▸ **To be done**: Can you write out all of the records again with "bounding boxes" changed to "box coordinates" and nothing else altered, leaving out the pictures?
-- START OF Input records --
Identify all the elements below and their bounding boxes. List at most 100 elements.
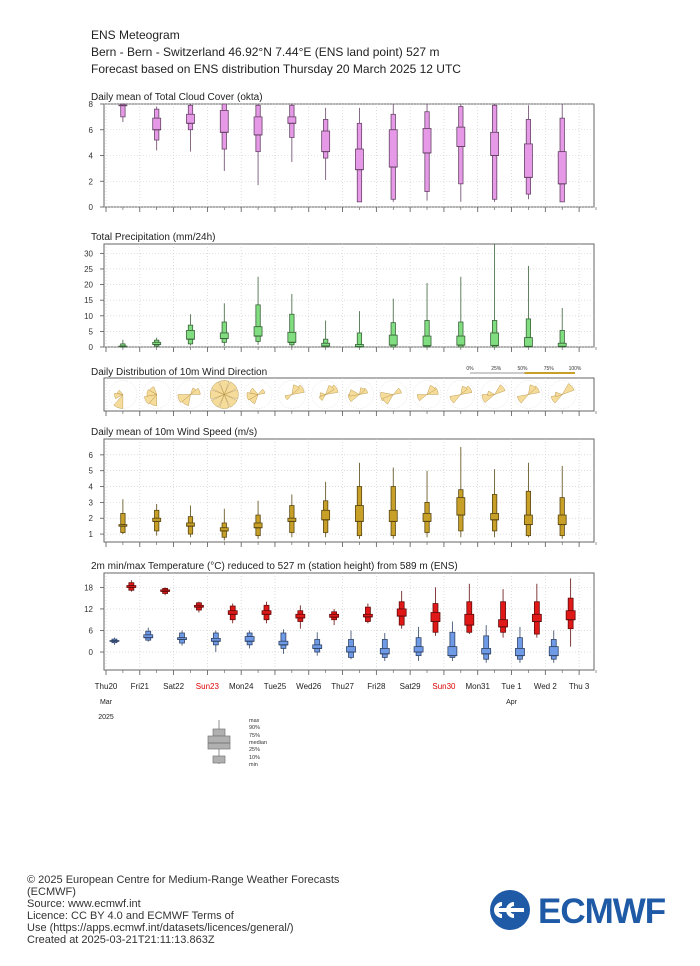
forecast-line: Forecast based on ENS distribution Thurs…	[91, 62, 461, 76]
wind-speed-frame	[103, 438, 595, 543]
cloud-box-outer-high	[390, 113, 396, 131]
meteogram-title: ENS Meteogram	[91, 28, 180, 42]
wind-speed-box-inner	[355, 505, 364, 522]
wind-speed-box-inner	[422, 513, 432, 522]
box-legend-label: 90%	[249, 725, 260, 731]
wind-speed-box-outer-high	[289, 505, 295, 519]
wind-rose-sector	[349, 389, 361, 397]
temperature-box-outer-low	[517, 655, 523, 660]
wind-rose-sector	[291, 384, 300, 396]
wind-speed-y-tick-label: 6	[89, 451, 94, 460]
cloud-box-outer-low	[221, 131, 227, 150]
wind-speed-box-outer-low	[424, 521, 430, 533]
temperature-box-outer-high	[280, 632, 287, 642]
wind-speed-box-outer-high	[525, 490, 532, 516]
wind-speed-box-outer-high	[154, 509, 160, 519]
precip-y-tick-label: 25	[84, 265, 93, 274]
temperature-box-outer-high	[398, 601, 405, 610]
temperature-box-inner	[261, 610, 272, 615]
wind-speed-box-outer-low	[559, 524, 565, 537]
temperature-box-outer-low	[348, 651, 354, 658]
wind-rose-ring	[176, 380, 205, 409]
cloud-box-inner	[321, 130, 331, 153]
wind-speed-box-outer-high	[187, 516, 194, 524]
precip-box-outer-low	[255, 335, 261, 342]
temperature-box-outer-high	[348, 639, 354, 648]
cloud-box-inner	[219, 110, 229, 133]
created-line: Created at 2025-03-21T21:11:13.863Z	[27, 934, 215, 946]
cloud-box-outer-low	[187, 122, 194, 131]
precip-y-tick-label: 10	[84, 312, 93, 321]
cloud-box-outer-high	[154, 108, 160, 119]
cloud-box-inner	[152, 117, 162, 131]
wind-rose-sector	[219, 380, 230, 396]
licence-line-2: Use (https://apps.ecmwf.int/datasets/lic…	[27, 922, 294, 934]
precip-box-outer-high	[289, 313, 295, 333]
wind-rose-sector	[392, 387, 402, 395]
precip-y-tick-label: 5	[89, 327, 94, 336]
location-line: Bern - Bern - Switzerland 46.92°N 7.44°E…	[91, 45, 440, 59]
temperature-box-inner	[447, 646, 458, 657]
cloud-box-outer-low	[525, 176, 532, 195]
wind-speed-box-outer-high	[424, 501, 430, 514]
precip-box-inner	[524, 337, 533, 347]
precip-box-outer-high	[525, 318, 532, 339]
wind-rose-sector	[550, 394, 563, 404]
temperature-box-outer-high	[533, 601, 540, 615]
precip-box-outer-high	[424, 320, 430, 337]
licence-line: Licence: CC BY 4.0 and ECMWF Terms of	[27, 910, 234, 922]
wind-speed-box-outer-low	[154, 521, 160, 532]
cloud-box-outer-low	[323, 151, 329, 159]
cloud-panel-title: Daily mean of Total Cloud Cover (okta)	[91, 92, 263, 103]
cloud-y-tick-label: 0	[89, 203, 94, 212]
temperature-box-outer-high	[246, 632, 253, 637]
cloud-box-outer-low	[356, 169, 363, 203]
cloud-box-outer-low	[289, 122, 295, 138]
rose-legend-label: 50%	[517, 366, 528, 372]
temperature-box-outer-high	[567, 597, 574, 612]
wind-rose-sector	[246, 392, 259, 401]
day-label: Tue 1	[501, 682, 522, 691]
wind-rose-ring	[108, 380, 138, 409]
temperature-box-inner	[481, 648, 492, 655]
cloud-box-outer-high	[356, 122, 363, 150]
wind-speed-box-outer-low	[255, 527, 261, 537]
wind-rose-ring	[311, 380, 340, 409]
precip-box-outer-high	[356, 332, 363, 345]
temperature-box-outer-low	[500, 626, 506, 633]
wind-rose-ring	[514, 380, 543, 409]
wind-rose-ring	[243, 380, 273, 409]
cloud-box-outer-high	[525, 119, 532, 145]
day-label: Mon24	[229, 682, 254, 691]
temperature-box-outer-high	[483, 635, 490, 649]
precip-box-inner	[287, 331, 297, 343]
wind-rose-sector	[223, 394, 238, 408]
temperature-box-inner	[464, 613, 475, 626]
temperature-box-outer-high	[432, 603, 439, 613]
temperature-box-outer-low	[280, 644, 287, 649]
temperature-box-outer-low	[246, 640, 253, 646]
temperature-box-inner	[498, 619, 508, 628]
temperature-box-outer-low	[483, 653, 490, 660]
wind-rose-sector	[517, 394, 529, 404]
wind-speed-box-inner	[456, 497, 466, 516]
wind-speed-box-inner	[490, 513, 500, 521]
temperature-box-outer-low	[432, 621, 439, 633]
temperature-box-inner	[565, 610, 576, 621]
copyright-line-2: (ECMWF)	[27, 886, 76, 898]
cloud-box-inner	[253, 116, 263, 136]
wind-speed-box-outer-low	[120, 525, 126, 533]
wind-speed-box-outer-high	[255, 514, 261, 524]
box-legend-label: 10%	[249, 755, 260, 761]
wind-rose-sector	[382, 394, 394, 405]
temperature-box-inner	[346, 646, 356, 653]
wind-rose-sector	[417, 394, 428, 402]
temperature-box-outer-high	[212, 632, 219, 639]
wind-speed-box-outer-high	[323, 500, 329, 511]
cloud-box-outer-low	[492, 155, 498, 200]
cloud-box-inner	[524, 143, 533, 178]
wind-speed-box-outer-low	[492, 519, 498, 532]
day-label: Sun30	[432, 682, 456, 691]
precip-box-inner	[388, 334, 398, 346]
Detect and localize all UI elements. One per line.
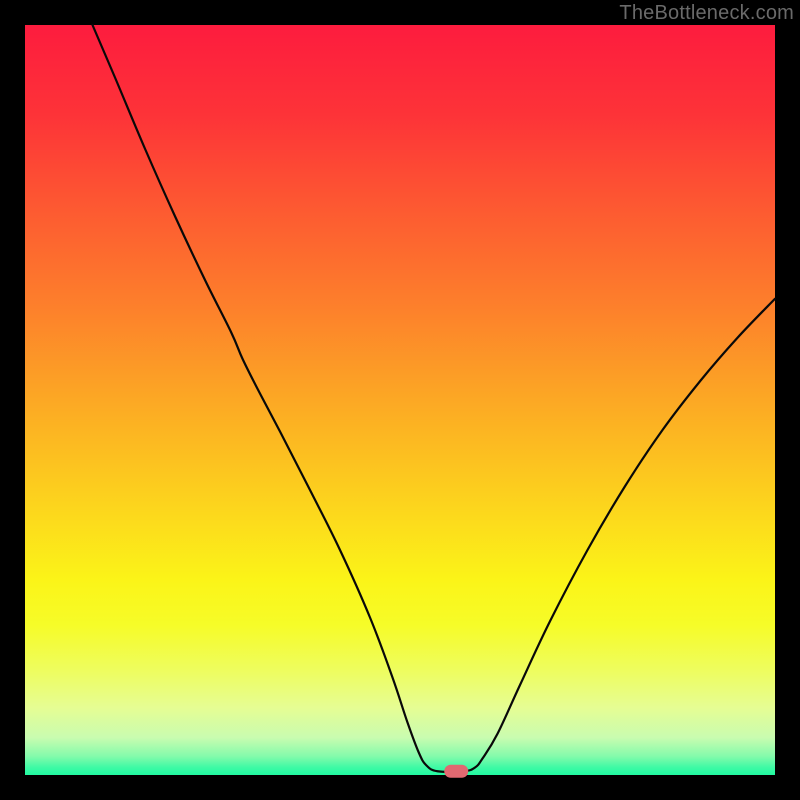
plot-background <box>25 25 775 775</box>
minimum-marker <box>444 765 468 778</box>
watermark-text: TheBottleneck.com <box>619 2 794 25</box>
bottleneck-chart <box>0 0 800 800</box>
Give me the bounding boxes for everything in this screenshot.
-- END OF Input records --
▸ **Full response**:
Identify all the elements below and their box coordinates. List at most 100 elements.
forecast-line: Forecast based on ENS distribution Thurs…	[91, 62, 461, 76]
wind-speed-frame	[103, 438, 595, 543]
cloud-box-outer-high	[390, 113, 396, 131]
meteogram-title: ENS Meteogram	[91, 28, 180, 42]
wind-speed-box-inner	[355, 505, 364, 522]
wind-speed-box-inner	[422, 513, 432, 522]
box-legend-label: 90%	[249, 725, 260, 731]
wind-speed-box-outer-high	[289, 505, 295, 519]
wind-rose-sector	[349, 389, 361, 397]
temperature-box-outer-low	[517, 655, 523, 660]
wind-rose-sector	[291, 384, 300, 396]
wind-speed-y-tick-label: 6	[89, 451, 94, 460]
cloud-box-outer-low	[221, 131, 227, 150]
wind-speed-box-outer-low	[424, 521, 430, 533]
temperature-box-outer-high	[280, 632, 287, 642]
wind-speed-box-outer-high	[525, 490, 532, 516]
wind-speed-box-outer-high	[154, 509, 160, 519]
precip-y-tick-label: 25	[84, 265, 93, 274]
temperature-box-outer-high	[398, 601, 405, 610]
temperature-box-inner	[261, 610, 272, 615]
wind-speed-box-outer-low	[559, 524, 565, 537]
temperature-box-outer-low	[348, 651, 354, 658]
wind-rose-ring	[176, 380, 205, 409]
cloud-box-inner	[321, 130, 331, 153]
wind-speed-box-outer-high	[187, 516, 194, 524]
precip-box-outer-low	[255, 335, 261, 342]
temperature-box-outer-high	[348, 639, 354, 648]
cloud-box-inner	[219, 110, 229, 133]
created-line: Created at 2025-03-21T21:11:13.863Z	[27, 934, 215, 946]
cloud-box-outer-low	[187, 122, 194, 131]
precip-y-tick-label: 10	[84, 312, 93, 321]
cloud-box-outer-high	[154, 108, 160, 119]
cloud-box-inner	[152, 117, 162, 131]
wind-rose-sector	[219, 380, 230, 396]
licence-line-2: Use (https://apps.ecmwf.int/datasets/lic…	[27, 922, 294, 934]
precip-box-outer-high	[289, 313, 295, 333]
wind-rose-sector	[392, 387, 402, 395]
precip-y-tick-label: 5	[89, 327, 94, 336]
location-line: Bern - Bern - Switzerland 46.92°N 7.44°E…	[91, 45, 440, 59]
temperature-box-inner	[447, 646, 458, 657]
cloud-box-outer-low	[525, 176, 532, 195]
wind-speed-box-outer-high	[424, 501, 430, 514]
precip-box-inner	[524, 337, 533, 347]
precip-box-outer-high	[525, 318, 532, 339]
wind-rose-sector	[550, 394, 563, 404]
temperature-box-outer-high	[533, 601, 540, 615]
precip-box-outer-high	[424, 320, 430, 337]
licence-line: Licence: CC BY 4.0 and ECMWF Terms of	[27, 910, 234, 922]
wind-speed-box-outer-low	[154, 521, 160, 532]
cloud-box-outer-low	[323, 151, 329, 159]
cloud-panel-title: Daily mean of Total Cloud Cover (okta)	[91, 92, 263, 103]
cloud-y-tick-label: 0	[89, 203, 94, 212]
temperature-box-outer-high	[246, 632, 253, 637]
cloud-box-outer-low	[356, 169, 363, 203]
cloud-box-outer-low	[289, 122, 295, 138]
rose-legend-label: 50%	[517, 366, 528, 372]
temperature-box-outer-high	[567, 597, 574, 612]
wind-rose-sector	[246, 392, 259, 401]
day-label: Tue 1	[501, 682, 522, 691]
wind-rose-ring	[108, 380, 138, 409]
temperature-box-inner	[481, 648, 492, 655]
cloud-box-outer-high	[356, 122, 363, 150]
wind-speed-box-outer-low	[255, 527, 261, 537]
wind-rose-ring	[311, 380, 340, 409]
precip-box-outer-high	[356, 332, 363, 345]
temperature-box-outer-low	[500, 626, 506, 633]
wind-rose-ring	[514, 380, 543, 409]
wind-rose-ring	[243, 380, 273, 409]
cloud-box-outer-high	[525, 119, 532, 145]
day-label: Mon24	[229, 682, 254, 691]
temperature-box-outer-high	[483, 635, 490, 649]
precip-box-inner	[287, 331, 297, 343]
wind-rose-sector	[223, 394, 238, 408]
temperature-box-inner	[464, 613, 475, 626]
temperature-box-outer-high	[432, 603, 439, 613]
temperature-box-outer-low	[280, 644, 287, 649]
temperature-box-outer-low	[246, 640, 253, 646]
temperature-box-inner	[498, 619, 508, 628]
temperature-box-outer-low	[483, 653, 490, 660]
wind-rose-sector	[517, 394, 529, 404]
wind-speed-box-inner	[456, 497, 466, 516]
wind-speed-box-inner	[490, 513, 500, 521]
temperature-box-outer-low	[432, 621, 439, 633]
temperature-box-inner	[565, 610, 576, 621]
copyright-line-2: (ECMWF)	[27, 886, 76, 898]
cloud-box-inner	[253, 116, 263, 136]
wind-speed-box-outer-low	[120, 525, 126, 533]
wind-speed-box-outer-high	[255, 514, 261, 524]
box-legend-label: 10%	[249, 755, 260, 761]
wind-rose-sector	[382, 394, 394, 405]
temperature-box-inner	[346, 646, 356, 653]
wind-rose-sector	[417, 394, 428, 402]
temperature-box-outer-high	[212, 632, 219, 639]
wind-speed-box-outer-high	[323, 500, 329, 511]
cloud-box-outer-low	[492, 155, 498, 200]
cloud-box-inner	[524, 143, 533, 178]
wind-speed-box-outer-low	[492, 519, 498, 532]
day-label: Sun30	[432, 682, 456, 691]
precip-box-inner	[388, 334, 398, 346]
Detect and localize all UI elements. One per line.
plot-background <box>25 25 775 775</box>
minimum-marker <box>444 765 468 778</box>
watermark-text: TheBottleneck.com <box>619 2 794 25</box>
bottleneck-chart <box>0 0 800 800</box>
Give me the box coordinates for everything in this screenshot.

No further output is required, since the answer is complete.